→ **Exercise**
Copy each line where the word "JSON" occurs.

→ **Data supplied**
* * *

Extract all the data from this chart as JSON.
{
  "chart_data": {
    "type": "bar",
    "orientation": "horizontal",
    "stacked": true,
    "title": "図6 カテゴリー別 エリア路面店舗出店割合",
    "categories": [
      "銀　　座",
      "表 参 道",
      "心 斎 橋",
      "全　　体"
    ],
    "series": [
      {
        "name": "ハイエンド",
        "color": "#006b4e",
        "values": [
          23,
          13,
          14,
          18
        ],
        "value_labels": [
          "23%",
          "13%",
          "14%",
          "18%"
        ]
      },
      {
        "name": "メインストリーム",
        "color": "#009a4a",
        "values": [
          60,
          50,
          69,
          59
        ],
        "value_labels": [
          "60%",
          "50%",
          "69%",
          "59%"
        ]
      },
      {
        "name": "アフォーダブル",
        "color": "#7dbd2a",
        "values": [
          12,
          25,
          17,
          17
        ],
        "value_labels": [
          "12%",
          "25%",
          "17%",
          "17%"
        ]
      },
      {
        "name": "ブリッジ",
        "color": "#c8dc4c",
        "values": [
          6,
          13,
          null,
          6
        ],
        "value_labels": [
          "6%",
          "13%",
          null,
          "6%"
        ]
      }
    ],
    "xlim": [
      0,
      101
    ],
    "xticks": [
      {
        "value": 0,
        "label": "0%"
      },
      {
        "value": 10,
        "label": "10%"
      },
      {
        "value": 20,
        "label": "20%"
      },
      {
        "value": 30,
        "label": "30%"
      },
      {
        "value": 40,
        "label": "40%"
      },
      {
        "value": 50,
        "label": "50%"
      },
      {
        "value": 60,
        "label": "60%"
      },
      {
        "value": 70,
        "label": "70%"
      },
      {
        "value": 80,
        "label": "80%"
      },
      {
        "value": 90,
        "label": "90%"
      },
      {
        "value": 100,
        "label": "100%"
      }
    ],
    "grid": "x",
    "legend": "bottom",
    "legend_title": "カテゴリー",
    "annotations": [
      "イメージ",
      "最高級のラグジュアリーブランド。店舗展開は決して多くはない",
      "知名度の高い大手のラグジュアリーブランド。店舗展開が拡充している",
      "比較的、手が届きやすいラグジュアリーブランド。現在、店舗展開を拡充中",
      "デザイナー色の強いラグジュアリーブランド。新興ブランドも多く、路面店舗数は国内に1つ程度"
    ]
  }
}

* * *

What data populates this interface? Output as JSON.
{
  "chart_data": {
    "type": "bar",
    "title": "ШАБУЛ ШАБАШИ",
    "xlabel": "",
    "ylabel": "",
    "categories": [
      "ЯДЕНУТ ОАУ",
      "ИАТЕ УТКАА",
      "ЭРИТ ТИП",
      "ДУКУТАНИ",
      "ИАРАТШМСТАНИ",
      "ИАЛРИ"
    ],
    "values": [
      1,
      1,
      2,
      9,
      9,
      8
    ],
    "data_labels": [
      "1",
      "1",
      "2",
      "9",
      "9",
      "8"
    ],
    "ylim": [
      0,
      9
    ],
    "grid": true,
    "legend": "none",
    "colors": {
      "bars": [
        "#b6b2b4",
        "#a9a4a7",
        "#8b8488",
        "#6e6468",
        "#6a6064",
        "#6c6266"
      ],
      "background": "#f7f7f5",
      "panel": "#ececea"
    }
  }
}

* * *

→ **Full output**
Extract all the data from this chart as JSON.
What data populates this interface? Output as JSON.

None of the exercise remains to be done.